[Set exercise]: Reproduce all of the data below without alteration; exclude every picture.

Records contained in a dataset:
:::::

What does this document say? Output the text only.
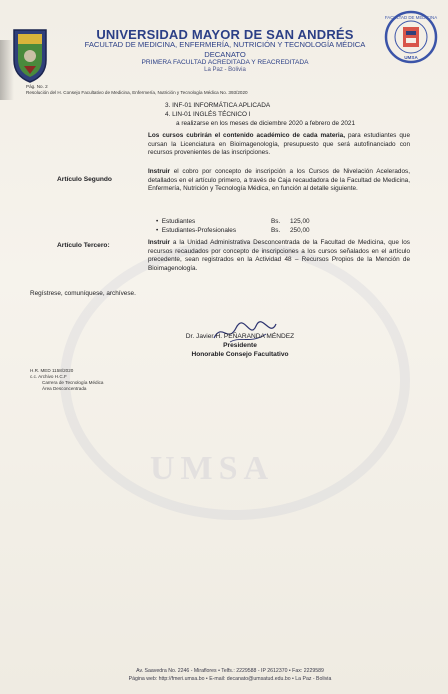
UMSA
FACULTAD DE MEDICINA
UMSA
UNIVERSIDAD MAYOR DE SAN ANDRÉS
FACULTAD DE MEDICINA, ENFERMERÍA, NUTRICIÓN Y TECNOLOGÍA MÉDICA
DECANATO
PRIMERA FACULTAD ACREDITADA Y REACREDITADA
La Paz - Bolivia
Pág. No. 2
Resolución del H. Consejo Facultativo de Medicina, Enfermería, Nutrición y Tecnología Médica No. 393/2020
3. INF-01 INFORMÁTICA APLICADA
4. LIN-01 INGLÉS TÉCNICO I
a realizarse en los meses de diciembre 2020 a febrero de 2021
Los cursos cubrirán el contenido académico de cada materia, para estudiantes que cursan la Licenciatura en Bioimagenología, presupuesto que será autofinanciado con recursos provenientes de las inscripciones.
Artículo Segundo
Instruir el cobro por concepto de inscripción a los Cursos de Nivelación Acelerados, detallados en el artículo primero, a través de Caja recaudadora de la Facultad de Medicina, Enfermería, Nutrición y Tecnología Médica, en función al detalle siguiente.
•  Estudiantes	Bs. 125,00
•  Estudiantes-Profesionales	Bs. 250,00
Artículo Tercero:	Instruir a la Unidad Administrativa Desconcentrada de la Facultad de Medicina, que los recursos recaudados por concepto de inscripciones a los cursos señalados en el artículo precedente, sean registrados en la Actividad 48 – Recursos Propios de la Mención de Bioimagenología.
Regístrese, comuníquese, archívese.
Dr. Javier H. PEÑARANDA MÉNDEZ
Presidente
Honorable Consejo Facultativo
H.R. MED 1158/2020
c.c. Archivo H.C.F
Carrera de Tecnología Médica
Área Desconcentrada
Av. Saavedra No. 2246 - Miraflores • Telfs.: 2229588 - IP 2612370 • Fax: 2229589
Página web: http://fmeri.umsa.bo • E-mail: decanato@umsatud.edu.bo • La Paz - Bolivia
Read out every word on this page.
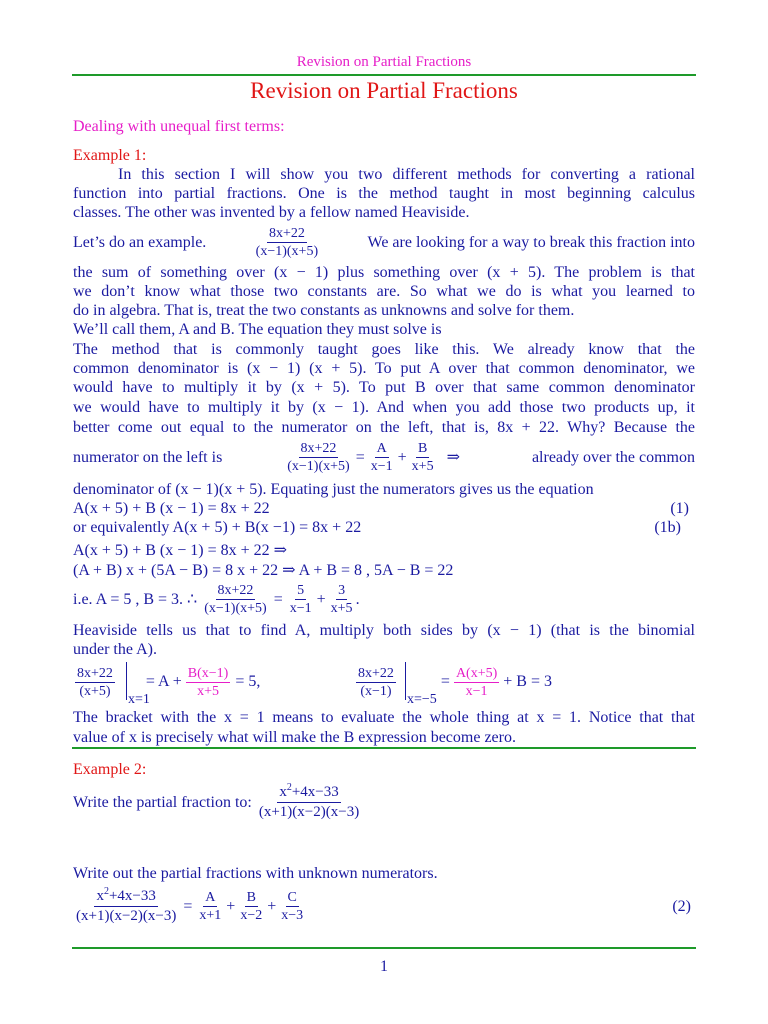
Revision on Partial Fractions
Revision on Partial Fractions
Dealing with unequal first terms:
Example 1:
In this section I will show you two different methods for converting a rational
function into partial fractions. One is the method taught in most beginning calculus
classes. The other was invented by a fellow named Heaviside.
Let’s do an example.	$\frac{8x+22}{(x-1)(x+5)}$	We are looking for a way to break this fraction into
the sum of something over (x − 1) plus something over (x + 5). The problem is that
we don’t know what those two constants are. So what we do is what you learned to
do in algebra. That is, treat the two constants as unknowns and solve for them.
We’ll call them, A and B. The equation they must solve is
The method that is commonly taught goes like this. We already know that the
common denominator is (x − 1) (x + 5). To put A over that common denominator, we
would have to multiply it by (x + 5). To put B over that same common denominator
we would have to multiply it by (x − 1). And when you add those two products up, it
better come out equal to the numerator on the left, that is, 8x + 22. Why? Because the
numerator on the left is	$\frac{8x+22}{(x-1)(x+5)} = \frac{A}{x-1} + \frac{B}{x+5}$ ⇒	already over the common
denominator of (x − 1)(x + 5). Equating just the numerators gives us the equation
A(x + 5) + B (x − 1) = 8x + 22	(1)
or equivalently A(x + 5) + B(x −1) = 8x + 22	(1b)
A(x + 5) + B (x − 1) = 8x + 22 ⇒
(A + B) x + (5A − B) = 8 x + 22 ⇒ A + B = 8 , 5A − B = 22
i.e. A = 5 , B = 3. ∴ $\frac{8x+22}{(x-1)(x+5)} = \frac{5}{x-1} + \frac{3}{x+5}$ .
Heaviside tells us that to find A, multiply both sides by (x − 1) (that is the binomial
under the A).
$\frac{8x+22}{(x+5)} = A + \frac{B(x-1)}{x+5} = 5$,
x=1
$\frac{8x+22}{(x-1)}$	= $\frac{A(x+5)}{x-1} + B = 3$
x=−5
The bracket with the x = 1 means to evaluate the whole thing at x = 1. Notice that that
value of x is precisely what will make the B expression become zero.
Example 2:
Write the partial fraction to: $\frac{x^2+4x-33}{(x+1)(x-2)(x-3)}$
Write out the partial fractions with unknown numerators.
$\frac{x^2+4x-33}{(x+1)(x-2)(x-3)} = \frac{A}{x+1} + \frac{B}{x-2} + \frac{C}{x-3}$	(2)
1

:::::

[Reply]:
What does this document say? Output the text only.
UMSA
FACULTAD DE MEDICINA
UMSA
UNIVERSIDAD MAYOR DE SAN ANDRÉS
FACULTAD DE MEDICINA, ENFERMERÍA, NUTRICIÓN Y TECNOLOGÍA MÉDICA
DECANATO
PRIMERA FACULTAD ACREDITADA Y REACREDITADA
La Paz - Bolivia
Pág. No. 2
Resolución del H. Consejo Facultativo de Medicina, Enfermería, Nutrición y Tecnología Médica No. 393/2020
3. INF-01 INFORMÁTICA APLICADA
4. LIN-01 INGLÉS TÉCNICO I
a realizarse en los meses de diciembre 2020 a febrero de 2021
Los cursos cubrirán el contenido académico de cada materia, para estudiantes que cursan la Licenciatura en Bioimagenología, presupuesto que será autofinanciado con recursos provenientes de las inscripciones.
Artículo Segundo
Instruir el cobro por concepto de inscripción a los Cursos de Nivelación Acelerados, detallados en el artículo primero, a través de Caja recaudadora de la Facultad de Medicina, Enfermería, Nutrición y Tecnología Médica, en función al detalle siguiente.
•  Estudiantes	Bs. 125,00
•  Estudiantes-Profesionales	Bs. 250,00
Artículo Tercero:	Instruir a la Unidad Administrativa Desconcentrada de la Facultad de Medicina, que los recursos recaudados por concepto de inscripciones a los cursos señalados en el artículo precedente, sean registrados en la Actividad 48 – Recursos Propios de la Mención de Bioimagenología.
Regístrese, comuníquese, archívese.
Dr. Javier H. PEÑARANDA MÉNDEZ
Presidente
Honorable Consejo Facultativo
H.R. MED 1158/2020
c.c. Archivo H.C.F
Carrera de Tecnología Médica
Área Desconcentrada
Av. Saavedra No. 2246 - Miraflores • Telfs.: 2229588 - IP 2612370 • Fax: 2229589
Página web: http://fmeri.umsa.bo • E-mail: decanato@umsatud.edu.bo • La Paz - Bolivia
Read out every word on this page.
Revision on Partial Fractions
Revision on Partial Fractions
Dealing with unequal first terms:
Example 1:
In this section I will show you two different methods for converting a rational
function into partial fractions. One is the method taught in most beginning calculus
classes. The other was invented by a fellow named Heaviside.
Let’s do an example.	$\frac{8x+22}{(x-1)(x+5)}$	We are looking for a way to break this fraction into
the sum of something over (x − 1) plus something over (x + 5). The problem is that
we don’t know what those two constants are. So what we do is what you learned to
do in algebra. That is, treat the two constants as unknowns and solve for them.
We’ll call them, A and B. The equation they must solve is
The method that is commonly taught goes like this. We already know that the
common denominator is (x − 1) (x + 5). To put A over that common denominator, we
would have to multiply it by (x + 5). To put B over that same common denominator
we would have to multiply it by (x − 1). And when you add those two products up, it
better come out equal to the numerator on the left, that is, 8x + 22. Why? Because the
numerator on the left is	$\frac{8x+22}{(x-1)(x+5)} = \frac{A}{x-1} + \frac{B}{x+5}$ ⇒	already over the common
denominator of (x − 1)(x + 5). Equating just the numerators gives us the equation
A(x + 5) + B (x − 1) = 8x + 22	(1)
or equivalently A(x + 5) + B(x −1) = 8x + 22	(1b)
A(x + 5) + B (x − 1) = 8x + 22 ⇒
(A + B) x + (5A − B) = 8 x + 22 ⇒ A + B = 8 , 5A − B = 22
i.e. A = 5 , B = 3. ∴ $\frac{8x+22}{(x-1)(x+5)} = \frac{5}{x-1} + \frac{3}{x+5}$ .
Heaviside tells us that to find A, multiply both sides by (x − 1) (that is the binomial
under the A).
$\frac{8x+22}{(x+5)} = A + \frac{B(x-1)}{x+5} = 5$,
x=1
$\frac{8x+22}{(x-1)}$	= $\frac{A(x+5)}{x-1} + B = 3$
x=−5
The bracket with the x = 1 means to evaluate the whole thing at x = 1. Notice that that
value of x is precisely what will make the B expression become zero.
Example 2:
Write the partial fraction to: $\frac{x^2+4x-33}{(x+1)(x-2)(x-3)}$
Write out the partial fractions with unknown numerators.
$\frac{x^2+4x-33}{(x+1)(x-2)(x-3)} = \frac{A}{x+1} + \frac{B}{x-2} + \frac{C}{x-3}$	(2)
1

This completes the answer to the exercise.